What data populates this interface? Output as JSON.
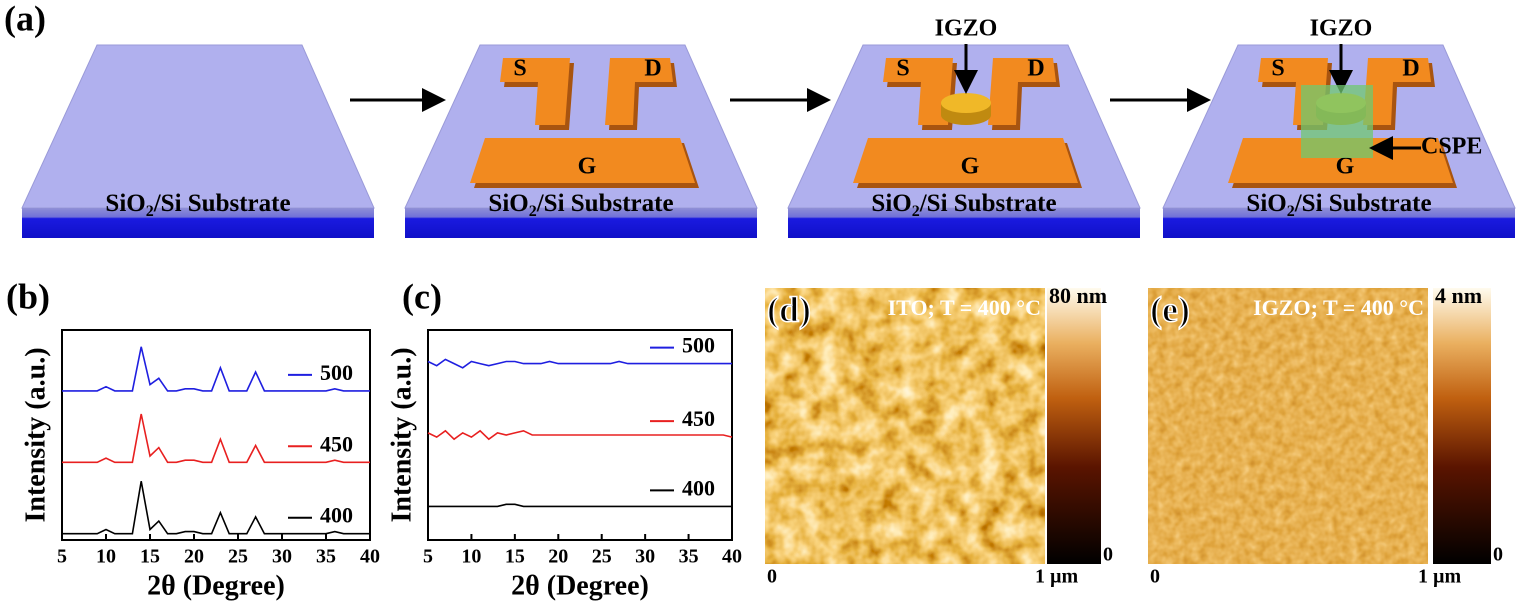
{
  "panel_a": {
    "label": "(a)",
    "steps": [
      {
        "substrate": [
          "SiO",
          "2",
          "/Si Substrate"
        ]
      },
      {
        "source": "S",
        "drain": "D",
        "gate": "G",
        "substrate": [
          "SiO",
          "2",
          "/Si Substrate"
        ]
      },
      {
        "source": "S",
        "drain": "D",
        "gate": "G",
        "igzo": "IGZO",
        "substrate": [
          "SiO",
          "2",
          "/Si Substrate"
        ]
      },
      {
        "source": "S",
        "drain": "D",
        "gate": "G",
        "igzo": "IGZO",
        "cspe": "CSPE",
        "substrate": [
          "SiO",
          "2",
          "/Si Substrate"
        ]
      }
    ]
  },
  "chart_data": [
    {
      "type": "line",
      "panel": "(b)",
      "xlabel": "2θ (Degree)",
      "ylabel": "Intensity (a.u.)",
      "x": [
        5,
        6,
        7,
        8,
        9,
        10,
        11,
        12,
        13,
        14,
        15,
        16,
        17,
        18,
        19,
        20,
        21,
        22,
        23,
        24,
        25,
        26,
        27,
        28,
        29,
        30,
        31,
        32,
        33,
        34,
        35,
        36,
        37,
        38,
        39,
        40
      ],
      "xlim": [
        5,
        40
      ],
      "xticks": [
        5,
        10,
        15,
        20,
        25,
        30,
        35,
        40
      ],
      "ylim": [
        0,
        100
      ],
      "series": [
        {
          "name": "500",
          "color": "#1f1fe0",
          "values": [
            71,
            71,
            71,
            71,
            71,
            73,
            71,
            71,
            71,
            92,
            74,
            77,
            71,
            71,
            72,
            72,
            71,
            71,
            82,
            71,
            71,
            71,
            80,
            71,
            71,
            71,
            71,
            71,
            71,
            71,
            71,
            72,
            71,
            71,
            71,
            71
          ]
        },
        {
          "name": "450",
          "color": "#e82020",
          "values": [
            37,
            37,
            37,
            37,
            37,
            39,
            37,
            37,
            37,
            60,
            40,
            44,
            37,
            37,
            38,
            38,
            37,
            37,
            48,
            37,
            37,
            37,
            45,
            37,
            37,
            37,
            37,
            37,
            37,
            37,
            37,
            38,
            37,
            37,
            37,
            37
          ]
        },
        {
          "name": "400",
          "color": "#000000",
          "values": [
            3,
            3,
            3,
            3,
            3,
            5,
            3,
            3,
            3,
            28,
            5,
            9,
            3,
            3,
            4,
            4,
            3,
            3,
            13,
            3,
            3,
            3,
            11,
            3,
            3,
            3,
            3,
            3,
            3,
            3,
            3,
            4,
            3,
            3,
            3,
            3
          ]
        }
      ]
    },
    {
      "type": "line",
      "panel": "(c)",
      "xlabel": "2θ (Degree)",
      "ylabel": "Intensity (a.u.)",
      "x": [
        5,
        6,
        7,
        8,
        9,
        10,
        11,
        12,
        13,
        14,
        15,
        16,
        17,
        18,
        19,
        20,
        21,
        22,
        23,
        24,
        25,
        26,
        27,
        28,
        29,
        30,
        31,
        32,
        33,
        34,
        35,
        36,
        37,
        38,
        39,
        40
      ],
      "xlim": [
        5,
        40
      ],
      "xticks": [
        5,
        10,
        15,
        20,
        25,
        30,
        35,
        40
      ],
      "ylim": [
        0,
        100
      ],
      "series": [
        {
          "name": "500",
          "color": "#1f1fe0",
          "values": [
            85,
            83,
            86,
            84,
            82,
            85,
            84,
            83,
            84,
            85,
            85,
            84,
            84,
            84,
            85,
            84,
            84,
            84,
            84,
            84,
            84,
            84,
            85,
            84,
            84,
            84,
            84,
            84,
            84,
            84,
            84,
            84,
            84,
            84,
            84,
            84
          ]
        },
        {
          "name": "450",
          "color": "#e82020",
          "values": [
            51,
            49,
            52,
            48,
            51,
            49,
            52,
            48,
            51,
            50,
            51,
            52,
            50,
            50,
            50,
            50,
            50,
            50,
            50,
            50,
            50,
            50,
            50,
            50,
            50,
            50,
            50,
            50,
            50,
            50,
            50,
            50,
            50,
            50,
            50,
            49
          ]
        },
        {
          "name": "400",
          "color": "#000000",
          "values": [
            16,
            16,
            16,
            16,
            16,
            16,
            16,
            16,
            16,
            17,
            17,
            16,
            16,
            16,
            16,
            16,
            16,
            16,
            16,
            16,
            16,
            16,
            16,
            16,
            16,
            16,
            16,
            16,
            16,
            16,
            16,
            16,
            16,
            16,
            16,
            16
          ]
        }
      ]
    }
  ],
  "afm": [
    {
      "panel": "(d)",
      "title": "ITO; T = 400 °C",
      "scale_max": "80 nm",
      "scale_min": "0",
      "x_min": "0",
      "x_max": "1 µm"
    },
    {
      "panel": "(e)",
      "title": "IGZO; T = 400 °C",
      "scale_max": "4 nm",
      "scale_min": "0",
      "x_min": "0",
      "x_max": "1 µm"
    }
  ]
}
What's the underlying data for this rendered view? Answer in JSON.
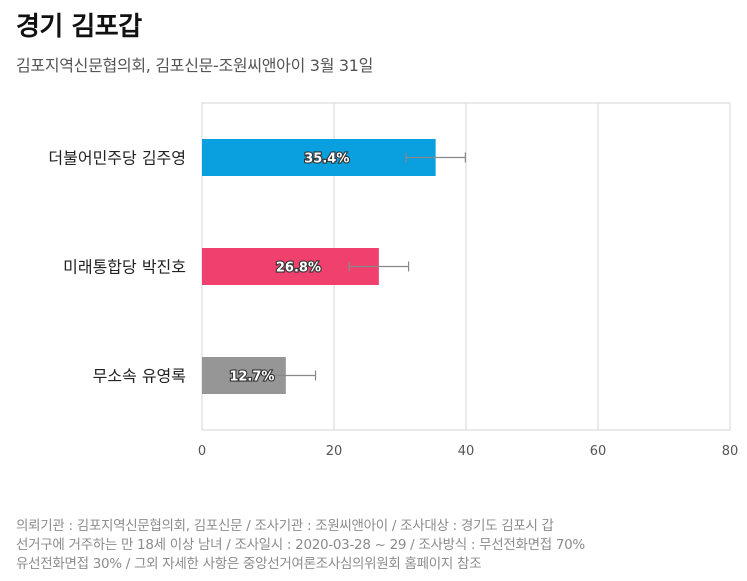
{
  "header": {
    "title": "경기 김포갑",
    "subtitle": "김포지역신문협의회, 김포신문-조원씨앤아이 3월 31일"
  },
  "chart_data": {
    "type": "bar",
    "orientation": "horizontal",
    "categories": [
      "더불어민주당 김주영",
      "미래통합당 박진호",
      "무소속 유영록"
    ],
    "values": [
      35.4,
      26.8,
      12.7
    ],
    "value_labels": [
      "35.4%",
      "26.8%",
      "12.7%"
    ],
    "error_margin": 4.5,
    "colors": [
      "#0aa0e0",
      "#f0416e",
      "#969696"
    ],
    "xlim": [
      0,
      80
    ],
    "xticks": [
      "0",
      "20",
      "40",
      "60",
      "80"
    ],
    "title": "",
    "xlabel": "",
    "ylabel": "",
    "grid": true,
    "legend": "none"
  },
  "footnote": {
    "lines": [
      "의뢰기관 : 김포지역신문협의회, 김포신문 / 조사기관 : 조원씨앤아이 / 조사대상 : 경기도 김포시 갑",
      "선거구에 거주하는 만 18세 이상 남녀 / 조사일시 : 2020-03-28 ~ 29 / 조사방식 : 무선전화면접 70%",
      "유선전화면접 30% / 그외 자세한 사항은 중앙선거여론조사심의위원회 홈페이지 참조"
    ]
  }
}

**Exercise description:** Your task is to set down the records shown above exactly, minus any pictures.

**Correct result:**
What data populates this interface? Output as JSON.
{
  "panel_a": {
    "label": "(a)",
    "steps": [
      {
        "substrate": [
          "SiO",
          "2",
          "/Si Substrate"
        ]
      },
      {
        "source": "S",
        "drain": "D",
        "gate": "G",
        "substrate": [
          "SiO",
          "2",
          "/Si Substrate"
        ]
      },
      {
        "source": "S",
        "drain": "D",
        "gate": "G",
        "igzo": "IGZO",
        "substrate": [
          "SiO",
          "2",
          "/Si Substrate"
        ]
      },
      {
        "source": "S",
        "drain": "D",
        "gate": "G",
        "igzo": "IGZO",
        "cspe": "CSPE",
        "substrate": [
          "SiO",
          "2",
          "/Si Substrate"
        ]
      }
    ]
  },
  "chart_data": [
    {
      "type": "line",
      "panel": "(b)",
      "xlabel": "2θ (Degree)",
      "ylabel": "Intensity (a.u.)",
      "x": [
        5,
        6,
        7,
        8,
        9,
        10,
        11,
        12,
        13,
        14,
        15,
        16,
        17,
        18,
        19,
        20,
        21,
        22,
        23,
        24,
        25,
        26,
        27,
        28,
        29,
        30,
        31,
        32,
        33,
        34,
        35,
        36,
        37,
        38,
        39,
        40
      ],
      "xlim": [
        5,
        40
      ],
      "xticks": [
        5,
        10,
        15,
        20,
        25,
        30,
        35,
        40
      ],
      "ylim": [
        0,
        100
      ],
      "series": [
        {
          "name": "500",
          "color": "#1f1fe0",
          "values": [
            71,
            71,
            71,
            71,
            71,
            73,
            71,
            71,
            71,
            92,
            74,
            77,
            71,
            71,
            72,
            72,
            71,
            71,
            82,
            71,
            71,
            71,
            80,
            71,
            71,
            71,
            71,
            71,
            71,
            71,
            71,
            72,
            71,
            71,
            71,
            71
          ]
        },
        {
          "name": "450",
          "color": "#e82020",
          "values": [
            37,
            37,
            37,
            37,
            37,
            39,
            37,
            37,
            37,
            60,
            40,
            44,
            37,
            37,
            38,
            38,
            37,
            37,
            48,
            37,
            37,
            37,
            45,
            37,
            37,
            37,
            37,
            37,
            37,
            37,
            37,
            38,
            37,
            37,
            37,
            37
          ]
        },
        {
          "name": "400",
          "color": "#000000",
          "values": [
            3,
            3,
            3,
            3,
            3,
            5,
            3,
            3,
            3,
            28,
            5,
            9,
            3,
            3,
            4,
            4,
            3,
            3,
            13,
            3,
            3,
            3,
            11,
            3,
            3,
            3,
            3,
            3,
            3,
            3,
            3,
            4,
            3,
            3,
            3,
            3
          ]
        }
      ]
    },
    {
      "type": "line",
      "panel": "(c)",
      "xlabel": "2θ (Degree)",
      "ylabel": "Intensity (a.u.)",
      "x": [
        5,
        6,
        7,
        8,
        9,
        10,
        11,
        12,
        13,
        14,
        15,
        16,
        17,
        18,
        19,
        20,
        21,
        22,
        23,
        24,
        25,
        26,
        27,
        28,
        29,
        30,
        31,
        32,
        33,
        34,
        35,
        36,
        37,
        38,
        39,
        40
      ],
      "xlim": [
        5,
        40
      ],
      "xticks": [
        5,
        10,
        15,
        20,
        25,
        30,
        35,
        40
      ],
      "ylim": [
        0,
        100
      ],
      "series": [
        {
          "name": "500",
          "color": "#1f1fe0",
          "values": [
            85,
            83,
            86,
            84,
            82,
            85,
            84,
            83,
            84,
            85,
            85,
            84,
            84,
            84,
            85,
            84,
            84,
            84,
            84,
            84,
            84,
            84,
            85,
            84,
            84,
            84,
            84,
            84,
            84,
            84,
            84,
            84,
            84,
            84,
            84,
            84
          ]
        },
        {
          "name": "450",
          "color": "#e82020",
          "values": [
            51,
            49,
            52,
            48,
            51,
            49,
            52,
            48,
            51,
            50,
            51,
            52,
            50,
            50,
            50,
            50,
            50,
            50,
            50,
            50,
            50,
            50,
            50,
            50,
            50,
            50,
            50,
            50,
            50,
            50,
            50,
            50,
            50,
            50,
            50,
            49
          ]
        },
        {
          "name": "400",
          "color": "#000000",
          "values": [
            16,
            16,
            16,
            16,
            16,
            16,
            16,
            16,
            16,
            17,
            17,
            16,
            16,
            16,
            16,
            16,
            16,
            16,
            16,
            16,
            16,
            16,
            16,
            16,
            16,
            16,
            16,
            16,
            16,
            16,
            16,
            16,
            16,
            16,
            16,
            16
          ]
        }
      ]
    }
  ],
  "afm": [
    {
      "panel": "(d)",
      "title": "ITO; T = 400 °C",
      "scale_max": "80 nm",
      "scale_min": "0",
      "x_min": "0",
      "x_max": "1 µm"
    },
    {
      "panel": "(e)",
      "title": "IGZO; T = 400 °C",
      "scale_max": "4 nm",
      "scale_min": "0",
      "x_min": "0",
      "x_max": "1 µm"
    }
  ]
}
What's the underlying data for this rendered view? Answer in JSON.
{
  "header": {
    "title": "경기 김포갑",
    "subtitle": "김포지역신문협의회, 김포신문-조원씨앤아이 3월 31일"
  },
  "chart_data": {
    "type": "bar",
    "orientation": "horizontal",
    "categories": [
      "더불어민주당 김주영",
      "미래통합당 박진호",
      "무소속 유영록"
    ],
    "values": [
      35.4,
      26.8,
      12.7
    ],
    "value_labels": [
      "35.4%",
      "26.8%",
      "12.7%"
    ],
    "error_margin": 4.5,
    "colors": [
      "#0aa0e0",
      "#f0416e",
      "#969696"
    ],
    "xlim": [
      0,
      80
    ],
    "xticks": [
      "0",
      "20",
      "40",
      "60",
      "80"
    ],
    "title": "",
    "xlabel": "",
    "ylabel": "",
    "grid": true,
    "legend": "none"
  },
  "footnote": {
    "lines": [
      "의뢰기관 : 김포지역신문협의회, 김포신문 / 조사기관 : 조원씨앤아이 / 조사대상 : 경기도 김포시 갑",
      "선거구에 거주하는 만 18세 이상 남녀 / 조사일시 : 2020-03-28 ~ 29 / 조사방식 : 무선전화면접 70%",
      "유선전화면접 30% / 그외 자세한 사항은 중앙선거여론조사심의위원회 홈페이지 참조"
    ]
  }
}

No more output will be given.